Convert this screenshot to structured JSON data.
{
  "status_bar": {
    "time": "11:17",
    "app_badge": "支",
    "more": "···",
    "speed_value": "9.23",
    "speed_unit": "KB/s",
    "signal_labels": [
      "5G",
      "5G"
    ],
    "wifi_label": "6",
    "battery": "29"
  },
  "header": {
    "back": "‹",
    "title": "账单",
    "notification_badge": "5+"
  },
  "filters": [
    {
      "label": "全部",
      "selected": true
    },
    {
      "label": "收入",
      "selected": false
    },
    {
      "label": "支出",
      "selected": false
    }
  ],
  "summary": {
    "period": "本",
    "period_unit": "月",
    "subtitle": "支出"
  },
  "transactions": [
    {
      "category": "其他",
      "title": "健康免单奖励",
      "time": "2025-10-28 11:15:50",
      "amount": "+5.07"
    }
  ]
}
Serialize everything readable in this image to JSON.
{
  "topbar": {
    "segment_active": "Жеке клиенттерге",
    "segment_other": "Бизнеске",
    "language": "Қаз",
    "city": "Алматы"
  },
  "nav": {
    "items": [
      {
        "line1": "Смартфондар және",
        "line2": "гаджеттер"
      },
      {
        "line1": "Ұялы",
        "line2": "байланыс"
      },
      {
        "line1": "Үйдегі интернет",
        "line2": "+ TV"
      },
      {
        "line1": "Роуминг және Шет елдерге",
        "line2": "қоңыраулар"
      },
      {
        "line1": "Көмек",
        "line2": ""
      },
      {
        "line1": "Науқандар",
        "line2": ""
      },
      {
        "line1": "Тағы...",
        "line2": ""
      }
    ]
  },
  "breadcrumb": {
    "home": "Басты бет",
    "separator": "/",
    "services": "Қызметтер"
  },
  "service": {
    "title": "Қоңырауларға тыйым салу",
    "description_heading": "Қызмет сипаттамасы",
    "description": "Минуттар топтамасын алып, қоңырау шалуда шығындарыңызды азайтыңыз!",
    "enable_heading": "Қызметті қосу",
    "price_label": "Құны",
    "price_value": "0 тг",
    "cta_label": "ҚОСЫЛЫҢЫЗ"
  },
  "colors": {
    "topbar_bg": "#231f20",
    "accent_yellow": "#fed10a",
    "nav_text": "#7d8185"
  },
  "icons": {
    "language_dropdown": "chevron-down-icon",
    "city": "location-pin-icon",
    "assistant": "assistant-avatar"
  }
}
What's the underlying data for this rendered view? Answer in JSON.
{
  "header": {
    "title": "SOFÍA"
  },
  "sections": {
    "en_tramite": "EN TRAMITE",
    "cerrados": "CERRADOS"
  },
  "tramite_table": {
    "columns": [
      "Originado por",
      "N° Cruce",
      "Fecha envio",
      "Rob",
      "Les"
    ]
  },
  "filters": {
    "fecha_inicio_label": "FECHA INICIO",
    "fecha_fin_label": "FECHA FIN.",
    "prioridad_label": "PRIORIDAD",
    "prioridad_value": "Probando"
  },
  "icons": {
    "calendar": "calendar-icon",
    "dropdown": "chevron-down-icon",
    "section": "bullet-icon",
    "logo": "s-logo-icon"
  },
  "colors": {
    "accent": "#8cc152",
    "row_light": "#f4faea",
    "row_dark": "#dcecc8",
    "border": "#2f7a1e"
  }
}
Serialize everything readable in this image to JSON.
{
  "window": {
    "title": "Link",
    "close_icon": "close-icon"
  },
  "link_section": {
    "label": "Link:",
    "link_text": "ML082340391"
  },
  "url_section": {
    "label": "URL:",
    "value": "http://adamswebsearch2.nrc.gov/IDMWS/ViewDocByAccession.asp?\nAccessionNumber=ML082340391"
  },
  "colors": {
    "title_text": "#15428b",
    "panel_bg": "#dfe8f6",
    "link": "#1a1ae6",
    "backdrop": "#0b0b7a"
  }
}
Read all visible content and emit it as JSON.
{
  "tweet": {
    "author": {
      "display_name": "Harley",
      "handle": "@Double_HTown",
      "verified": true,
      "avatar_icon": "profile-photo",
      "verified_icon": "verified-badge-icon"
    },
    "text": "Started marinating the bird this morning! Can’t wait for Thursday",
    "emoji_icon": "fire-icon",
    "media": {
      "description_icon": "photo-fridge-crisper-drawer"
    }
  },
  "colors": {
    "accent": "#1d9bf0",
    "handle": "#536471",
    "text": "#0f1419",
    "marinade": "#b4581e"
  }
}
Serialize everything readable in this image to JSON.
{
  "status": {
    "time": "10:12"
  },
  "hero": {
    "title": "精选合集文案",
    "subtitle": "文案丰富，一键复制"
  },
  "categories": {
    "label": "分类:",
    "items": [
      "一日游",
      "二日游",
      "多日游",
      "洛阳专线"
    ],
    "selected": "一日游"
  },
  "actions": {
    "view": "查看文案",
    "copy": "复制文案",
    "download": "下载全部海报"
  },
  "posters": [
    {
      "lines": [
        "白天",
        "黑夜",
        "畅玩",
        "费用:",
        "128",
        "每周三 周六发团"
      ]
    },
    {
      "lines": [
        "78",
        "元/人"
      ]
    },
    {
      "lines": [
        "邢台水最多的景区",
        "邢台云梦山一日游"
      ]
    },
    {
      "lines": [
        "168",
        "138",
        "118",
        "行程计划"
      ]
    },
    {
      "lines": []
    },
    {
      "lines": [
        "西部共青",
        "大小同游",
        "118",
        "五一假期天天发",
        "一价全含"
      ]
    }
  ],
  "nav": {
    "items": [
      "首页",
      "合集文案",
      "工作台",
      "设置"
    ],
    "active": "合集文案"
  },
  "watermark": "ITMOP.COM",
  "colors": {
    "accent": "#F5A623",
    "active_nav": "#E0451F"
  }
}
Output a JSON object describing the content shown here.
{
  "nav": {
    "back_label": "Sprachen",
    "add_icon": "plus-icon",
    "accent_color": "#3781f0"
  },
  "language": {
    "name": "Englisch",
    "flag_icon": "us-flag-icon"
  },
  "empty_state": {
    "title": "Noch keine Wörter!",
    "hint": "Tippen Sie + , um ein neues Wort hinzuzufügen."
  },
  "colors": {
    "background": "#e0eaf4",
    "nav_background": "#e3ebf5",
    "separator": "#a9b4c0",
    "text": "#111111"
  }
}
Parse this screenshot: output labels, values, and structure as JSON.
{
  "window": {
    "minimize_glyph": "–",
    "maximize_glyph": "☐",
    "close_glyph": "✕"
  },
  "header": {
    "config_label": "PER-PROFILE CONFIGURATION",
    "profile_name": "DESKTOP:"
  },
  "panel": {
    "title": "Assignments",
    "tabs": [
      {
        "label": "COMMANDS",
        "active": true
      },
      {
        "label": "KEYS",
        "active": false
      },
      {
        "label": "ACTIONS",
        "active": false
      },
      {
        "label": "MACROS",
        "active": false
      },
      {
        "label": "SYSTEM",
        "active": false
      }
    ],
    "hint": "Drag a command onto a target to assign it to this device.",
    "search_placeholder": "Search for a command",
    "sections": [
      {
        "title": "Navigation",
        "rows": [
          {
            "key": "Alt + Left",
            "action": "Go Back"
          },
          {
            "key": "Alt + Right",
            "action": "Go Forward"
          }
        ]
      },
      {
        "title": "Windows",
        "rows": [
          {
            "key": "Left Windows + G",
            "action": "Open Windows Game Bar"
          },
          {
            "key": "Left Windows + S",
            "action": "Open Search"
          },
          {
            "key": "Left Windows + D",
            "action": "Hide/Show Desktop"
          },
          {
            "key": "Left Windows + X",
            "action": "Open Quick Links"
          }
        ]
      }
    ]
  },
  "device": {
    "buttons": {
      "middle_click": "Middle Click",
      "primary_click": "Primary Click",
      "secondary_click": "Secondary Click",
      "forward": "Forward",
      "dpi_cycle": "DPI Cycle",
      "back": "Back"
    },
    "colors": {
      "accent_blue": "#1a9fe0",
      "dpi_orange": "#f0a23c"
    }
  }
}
━━━━━━━━━━
> STATED TASK: Output every line above without altering anything.

> ANSWER TO THE PROBLEM:
Convert this screenshot to structured JSON data.
{
  "status_bar": {
    "time": "11:17",
    "app_badge": "支",
    "more": "···",
    "speed_value": "9.23",
    "speed_unit": "KB/s",
    "signal_labels": [
      "5G",
      "5G"
    ],
    "wifi_label": "6",
    "battery": "29"
  },
  "header": {
    "back": "‹",
    "title": "账单",
    "notification_badge": "5+"
  },
  "filters": [
    {
      "label": "全部",
      "selected": true
    },
    {
      "label": "收入",
      "selected": false
    },
    {
      "label": "支出",
      "selected": false
    }
  ],
  "summary": {
    "period": "本",
    "period_unit": "月",
    "subtitle": "支出"
  },
  "transactions": [
    {
      "category": "其他",
      "title": "健康免单奖励",
      "time": "2025-10-28 11:15:50",
      "amount": "+5.07"
    }
  ]
}
Serialize everything readable in this image to JSON.
{
  "topbar": {
    "segment_active": "Жеке клиенттерге",
    "segment_other": "Бизнеске",
    "language": "Қаз",
    "city": "Алматы"
  },
  "nav": {
    "items": [
      {
        "line1": "Смартфондар және",
        "line2": "гаджеттер"
      },
      {
        "line1": "Ұялы",
        "line2": "байланыс"
      },
      {
        "line1": "Үйдегі интернет",
        "line2": "+ TV"
      },
      {
        "line1": "Роуминг және Шет елдерге",
        "line2": "қоңыраулар"
      },
      {
        "line1": "Көмек",
        "line2": ""
      },
      {
        "line1": "Науқандар",
        "line2": ""
      },
      {
        "line1": "Тағы...",
        "line2": ""
      }
    ]
  },
  "breadcrumb": {
    "home": "Басты бет",
    "separator": "/",
    "services": "Қызметтер"
  },
  "service": {
    "title": "Қоңырауларға тыйым салу",
    "description_heading": "Қызмет сипаттамасы",
    "description": "Минуттар топтамасын алып, қоңырау шалуда шығындарыңызды азайтыңыз!",
    "enable_heading": "Қызметті қосу",
    "price_label": "Құны",
    "price_value": "0 тг",
    "cta_label": "ҚОСЫЛЫҢЫЗ"
  },
  "colors": {
    "topbar_bg": "#231f20",
    "accent_yellow": "#fed10a",
    "nav_text": "#7d8185"
  },
  "icons": {
    "language_dropdown": "chevron-down-icon",
    "city": "location-pin-icon",
    "assistant": "assistant-avatar"
  }
}
What's the underlying data for this rendered view? Answer in JSON.
{
  "header": {
    "title": "SOFÍA"
  },
  "sections": {
    "en_tramite": "EN TRAMITE",
    "cerrados": "CERRADOS"
  },
  "tramite_table": {
    "columns": [
      "Originado por",
      "N° Cruce",
      "Fecha envio",
      "Rob",
      "Les"
    ]
  },
  "filters": {
    "fecha_inicio_label": "FECHA INICIO",
    "fecha_fin_label": "FECHA FIN.",
    "prioridad_label": "PRIORIDAD",
    "prioridad_value": "Probando"
  },
  "icons": {
    "calendar": "calendar-icon",
    "dropdown": "chevron-down-icon",
    "section": "bullet-icon",
    "logo": "s-logo-icon"
  },
  "colors": {
    "accent": "#8cc152",
    "row_light": "#f4faea",
    "row_dark": "#dcecc8",
    "border": "#2f7a1e"
  }
}
Serialize everything readable in this image to JSON.
{
  "window": {
    "title": "Link",
    "close_icon": "close-icon"
  },
  "link_section": {
    "label": "Link:",
    "link_text": "ML082340391"
  },
  "url_section": {
    "label": "URL:",
    "value": "http://adamswebsearch2.nrc.gov/IDMWS/ViewDocByAccession.asp?\nAccessionNumber=ML082340391"
  },
  "colors": {
    "title_text": "#15428b",
    "panel_bg": "#dfe8f6",
    "link": "#1a1ae6",
    "backdrop": "#0b0b7a"
  }
}
Read all visible content and emit it as JSON.
{
  "tweet": {
    "author": {
      "display_name": "Harley",
      "handle": "@Double_HTown",
      "verified": true,
      "avatar_icon": "profile-photo",
      "verified_icon": "verified-badge-icon"
    },
    "text": "Started marinating the bird this morning! Can’t wait for Thursday",
    "emoji_icon": "fire-icon",
    "media": {
      "description_icon": "photo-fridge-crisper-drawer"
    }
  },
  "colors": {
    "accent": "#1d9bf0",
    "handle": "#536471",
    "text": "#0f1419",
    "marinade": "#b4581e"
  }
}
Serialize everything readable in this image to JSON.
{
  "status": {
    "time": "10:12"
  },
  "hero": {
    "title": "精选合集文案",
    "subtitle": "文案丰富，一键复制"
  },
  "categories": {
    "label": "分类:",
    "items": [
      "一日游",
      "二日游",
      "多日游",
      "洛阳专线"
    ],
    "selected": "一日游"
  },
  "actions": {
    "view": "查看文案",
    "copy": "复制文案",
    "download": "下载全部海报"
  },
  "posters": [
    {
      "lines": [
        "白天",
        "黑夜",
        "畅玩",
        "费用:",
        "128",
        "每周三 周六发团"
      ]
    },
    {
      "lines": [
        "78",
        "元/人"
      ]
    },
    {
      "lines": [
        "邢台水最多的景区",
        "邢台云梦山一日游"
      ]
    },
    {
      "lines": [
        "168",
        "138",
        "118",
        "行程计划"
      ]
    },
    {
      "lines": []
    },
    {
      "lines": [
        "西部共青",
        "大小同游",
        "118",
        "五一假期天天发",
        "一价全含"
      ]
    }
  ],
  "nav": {
    "items": [
      "首页",
      "合集文案",
      "工作台",
      "设置"
    ],
    "active": "合集文案"
  },
  "watermark": "ITMOP.COM",
  "colors": {
    "accent": "#F5A623",
    "active_nav": "#E0451F"
  }
}
Output a JSON object describing the content shown here.
{
  "nav": {
    "back_label": "Sprachen",
    "add_icon": "plus-icon",
    "accent_color": "#3781f0"
  },
  "language": {
    "name": "Englisch",
    "flag_icon": "us-flag-icon"
  },
  "empty_state": {
    "title": "Noch keine Wörter!",
    "hint": "Tippen Sie + , um ein neues Wort hinzuzufügen."
  },
  "colors": {
    "background": "#e0eaf4",
    "nav_background": "#e3ebf5",
    "separator": "#a9b4c0",
    "text": "#111111"
  }
}
Parse this screenshot: output labels, values, and structure as JSON.
{
  "window": {
    "minimize_glyph": "–",
    "maximize_glyph": "☐",
    "close_glyph": "✕"
  },
  "header": {
    "config_label": "PER-PROFILE CONFIGURATION",
    "profile_name": "DESKTOP:"
  },
  "panel": {
    "title": "Assignments",
    "tabs": [
      {
        "label": "COMMANDS",
        "active": true
      },
      {
        "label": "KEYS",
        "active": false
      },
      {
        "label": "ACTIONS",
        "active": false
      },
      {
        "label": "MACROS",
        "active": false
      },
      {
        "label": "SYSTEM",
        "active": false
      }
    ],
    "hint": "Drag a command onto a target to assign it to this device.",
    "search_placeholder": "Search for a command",
    "sections": [
      {
        "title": "Navigation",
        "rows": [
          {
            "key": "Alt + Left",
            "action": "Go Back"
          },
          {
            "key": "Alt + Right",
            "action": "Go Forward"
          }
        ]
      },
      {
        "title": "Windows",
        "rows": [
          {
            "key": "Left Windows + G",
            "action": "Open Windows Game Bar"
          },
          {
            "key": "Left Windows + S",
            "action": "Open Search"
          },
          {
            "key": "Left Windows + D",
            "action": "Hide/Show Desktop"
          },
          {
            "key": "Left Windows + X",
            "action": "Open Quick Links"
          }
        ]
      }
    ]
  },
  "device": {
    "buttons": {
      "middle_click": "Middle Click",
      "primary_click": "Primary Click",
      "secondary_click": "Secondary Click",
      "forward": "Forward",
      "dpi_cycle": "DPI Cycle",
      "back": "Back"
    },
    "colors": {
      "accent_blue": "#1a9fe0",
      "dpi_orange": "#f0a23c"
    }
  }
}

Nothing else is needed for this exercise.